→ **AIM**: Look over the lines below. Report each one that includes the string "ソフト排気".

------------------------------------------------

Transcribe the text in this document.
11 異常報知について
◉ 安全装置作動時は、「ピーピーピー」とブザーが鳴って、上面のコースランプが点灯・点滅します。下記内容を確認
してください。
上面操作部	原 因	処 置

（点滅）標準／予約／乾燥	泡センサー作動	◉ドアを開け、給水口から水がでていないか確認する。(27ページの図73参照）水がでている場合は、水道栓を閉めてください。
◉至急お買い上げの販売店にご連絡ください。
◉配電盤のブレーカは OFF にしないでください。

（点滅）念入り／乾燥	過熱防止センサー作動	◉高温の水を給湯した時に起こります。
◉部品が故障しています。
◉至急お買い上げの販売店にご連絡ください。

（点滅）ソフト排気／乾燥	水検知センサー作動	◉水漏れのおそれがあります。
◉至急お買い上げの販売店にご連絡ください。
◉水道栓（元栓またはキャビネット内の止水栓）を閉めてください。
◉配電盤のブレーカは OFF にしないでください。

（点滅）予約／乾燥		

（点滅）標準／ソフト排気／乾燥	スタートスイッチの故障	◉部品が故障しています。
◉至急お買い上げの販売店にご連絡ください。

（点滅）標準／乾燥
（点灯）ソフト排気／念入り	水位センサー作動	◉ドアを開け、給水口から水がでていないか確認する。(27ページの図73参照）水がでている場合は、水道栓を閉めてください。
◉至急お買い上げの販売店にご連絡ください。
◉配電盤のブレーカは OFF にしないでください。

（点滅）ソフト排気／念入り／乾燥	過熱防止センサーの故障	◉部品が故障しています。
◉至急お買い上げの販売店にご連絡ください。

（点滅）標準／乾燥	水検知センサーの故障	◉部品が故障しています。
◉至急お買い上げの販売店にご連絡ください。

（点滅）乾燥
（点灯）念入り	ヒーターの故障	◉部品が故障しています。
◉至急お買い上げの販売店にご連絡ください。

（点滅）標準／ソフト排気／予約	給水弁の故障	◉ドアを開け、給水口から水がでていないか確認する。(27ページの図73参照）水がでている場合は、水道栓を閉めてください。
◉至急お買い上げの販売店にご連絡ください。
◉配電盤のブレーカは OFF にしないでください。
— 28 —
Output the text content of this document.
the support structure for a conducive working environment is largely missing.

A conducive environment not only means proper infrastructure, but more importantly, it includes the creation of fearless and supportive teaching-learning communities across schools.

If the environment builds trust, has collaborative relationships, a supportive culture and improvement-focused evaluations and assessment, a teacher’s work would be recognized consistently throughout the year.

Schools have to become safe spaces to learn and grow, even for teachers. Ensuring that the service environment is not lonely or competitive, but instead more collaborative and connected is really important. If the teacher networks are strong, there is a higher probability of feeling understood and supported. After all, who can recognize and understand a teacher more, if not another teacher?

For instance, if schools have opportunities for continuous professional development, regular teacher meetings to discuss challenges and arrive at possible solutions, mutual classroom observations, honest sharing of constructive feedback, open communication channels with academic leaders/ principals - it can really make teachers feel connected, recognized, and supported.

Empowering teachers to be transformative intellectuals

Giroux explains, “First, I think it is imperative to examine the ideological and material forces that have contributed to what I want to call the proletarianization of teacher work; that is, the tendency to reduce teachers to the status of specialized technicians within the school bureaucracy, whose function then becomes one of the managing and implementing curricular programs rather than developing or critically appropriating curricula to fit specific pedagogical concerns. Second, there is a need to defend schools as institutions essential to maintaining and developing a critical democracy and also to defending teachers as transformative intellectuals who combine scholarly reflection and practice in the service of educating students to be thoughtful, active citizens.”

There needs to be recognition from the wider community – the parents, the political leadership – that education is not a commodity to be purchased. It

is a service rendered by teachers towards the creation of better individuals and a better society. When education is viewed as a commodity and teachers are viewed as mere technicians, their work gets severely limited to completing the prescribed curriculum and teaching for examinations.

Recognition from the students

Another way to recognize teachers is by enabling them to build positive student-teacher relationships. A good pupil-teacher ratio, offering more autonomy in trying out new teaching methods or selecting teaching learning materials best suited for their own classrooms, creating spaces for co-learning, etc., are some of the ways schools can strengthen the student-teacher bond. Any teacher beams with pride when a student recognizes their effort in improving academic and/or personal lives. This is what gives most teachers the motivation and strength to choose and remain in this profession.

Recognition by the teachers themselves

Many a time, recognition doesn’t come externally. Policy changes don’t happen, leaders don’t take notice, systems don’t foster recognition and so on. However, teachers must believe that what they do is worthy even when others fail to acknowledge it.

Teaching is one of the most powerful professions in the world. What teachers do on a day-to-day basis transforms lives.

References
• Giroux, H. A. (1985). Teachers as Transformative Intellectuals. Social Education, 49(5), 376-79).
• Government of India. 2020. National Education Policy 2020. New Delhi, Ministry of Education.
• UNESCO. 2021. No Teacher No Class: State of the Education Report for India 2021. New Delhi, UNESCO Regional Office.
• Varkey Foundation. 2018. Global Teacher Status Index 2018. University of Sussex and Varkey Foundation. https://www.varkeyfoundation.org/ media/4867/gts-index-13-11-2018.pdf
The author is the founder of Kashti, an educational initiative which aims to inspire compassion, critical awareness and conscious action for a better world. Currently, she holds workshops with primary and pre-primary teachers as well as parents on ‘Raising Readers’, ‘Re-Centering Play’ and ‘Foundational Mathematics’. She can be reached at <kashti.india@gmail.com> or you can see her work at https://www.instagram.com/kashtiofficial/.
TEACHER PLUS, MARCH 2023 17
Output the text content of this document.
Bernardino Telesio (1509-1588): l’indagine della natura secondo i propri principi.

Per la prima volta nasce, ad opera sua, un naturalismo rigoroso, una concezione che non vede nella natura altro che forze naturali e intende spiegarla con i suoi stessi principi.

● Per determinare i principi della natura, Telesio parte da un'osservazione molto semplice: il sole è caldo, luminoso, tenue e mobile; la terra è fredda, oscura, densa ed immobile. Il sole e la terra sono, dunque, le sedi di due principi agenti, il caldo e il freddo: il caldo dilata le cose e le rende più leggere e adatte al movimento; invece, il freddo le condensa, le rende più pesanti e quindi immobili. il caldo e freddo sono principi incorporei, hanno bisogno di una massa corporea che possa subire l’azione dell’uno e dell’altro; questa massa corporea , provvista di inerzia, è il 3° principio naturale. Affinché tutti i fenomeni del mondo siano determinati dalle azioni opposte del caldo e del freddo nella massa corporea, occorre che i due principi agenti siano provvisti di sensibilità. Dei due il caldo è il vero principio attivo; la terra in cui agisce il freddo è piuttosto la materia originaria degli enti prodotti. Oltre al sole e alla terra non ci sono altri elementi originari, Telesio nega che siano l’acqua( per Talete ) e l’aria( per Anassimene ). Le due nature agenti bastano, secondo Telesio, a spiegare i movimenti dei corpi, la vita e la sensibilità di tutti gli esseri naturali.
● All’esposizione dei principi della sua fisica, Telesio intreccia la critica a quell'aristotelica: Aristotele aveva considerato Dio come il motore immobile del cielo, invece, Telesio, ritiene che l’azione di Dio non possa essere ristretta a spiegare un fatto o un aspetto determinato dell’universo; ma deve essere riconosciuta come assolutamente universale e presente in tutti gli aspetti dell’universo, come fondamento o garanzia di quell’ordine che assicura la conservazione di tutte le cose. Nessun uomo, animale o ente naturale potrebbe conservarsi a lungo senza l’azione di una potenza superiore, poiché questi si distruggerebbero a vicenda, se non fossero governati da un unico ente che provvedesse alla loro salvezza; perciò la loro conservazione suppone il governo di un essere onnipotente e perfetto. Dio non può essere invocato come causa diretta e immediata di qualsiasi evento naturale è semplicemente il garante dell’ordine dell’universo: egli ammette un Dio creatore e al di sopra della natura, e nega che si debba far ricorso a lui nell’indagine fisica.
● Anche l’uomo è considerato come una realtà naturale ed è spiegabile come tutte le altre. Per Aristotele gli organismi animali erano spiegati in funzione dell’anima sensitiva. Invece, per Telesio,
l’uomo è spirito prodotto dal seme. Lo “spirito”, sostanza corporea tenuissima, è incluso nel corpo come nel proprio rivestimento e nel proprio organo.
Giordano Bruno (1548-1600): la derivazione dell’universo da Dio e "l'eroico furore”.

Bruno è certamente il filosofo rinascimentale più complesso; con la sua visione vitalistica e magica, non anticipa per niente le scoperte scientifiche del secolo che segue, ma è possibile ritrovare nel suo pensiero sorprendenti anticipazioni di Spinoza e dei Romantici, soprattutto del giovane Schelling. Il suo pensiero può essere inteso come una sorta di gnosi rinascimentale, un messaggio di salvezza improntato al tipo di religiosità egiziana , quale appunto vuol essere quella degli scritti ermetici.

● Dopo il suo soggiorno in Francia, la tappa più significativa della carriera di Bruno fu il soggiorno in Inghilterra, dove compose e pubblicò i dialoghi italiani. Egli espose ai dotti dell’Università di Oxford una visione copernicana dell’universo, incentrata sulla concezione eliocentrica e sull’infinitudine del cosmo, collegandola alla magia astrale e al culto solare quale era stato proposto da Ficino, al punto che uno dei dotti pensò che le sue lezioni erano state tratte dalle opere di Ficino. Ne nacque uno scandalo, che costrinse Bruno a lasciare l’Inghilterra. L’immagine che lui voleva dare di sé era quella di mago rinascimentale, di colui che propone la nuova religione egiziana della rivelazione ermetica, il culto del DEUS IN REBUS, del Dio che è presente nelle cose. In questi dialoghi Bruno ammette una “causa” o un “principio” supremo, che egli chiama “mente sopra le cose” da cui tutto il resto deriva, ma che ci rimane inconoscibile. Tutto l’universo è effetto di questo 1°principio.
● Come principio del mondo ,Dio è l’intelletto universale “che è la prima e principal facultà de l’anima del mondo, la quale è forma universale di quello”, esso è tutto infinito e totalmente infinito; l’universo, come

------------------------------------------------

→ **COMPLETE OUTPUT**:
（点滅）ソフト排気／乾燥	水検知センサー作動	◉水漏れのおそれがあります。
（点滅）標準／ソフト排気／乾燥	スタートスイッチの故障	◉部品が故障しています。
（点灯）ソフト排気／念入り	水位センサー作動	◉ドアを開け、給水口から水がでていないか確認する。(27ページの図73参照）水がでている場合は、水道栓を閉めてください。
（点滅）ソフト排気／念入り／乾燥	過熱防止センサーの故障	◉部品が故障しています。
（点滅）標準／ソフト排気／予約	給水弁の故障	◉ドアを開け、給水口から水がでていないか確認する。(27ページの図73参照）水がでている場合は、水道栓を閉めてください。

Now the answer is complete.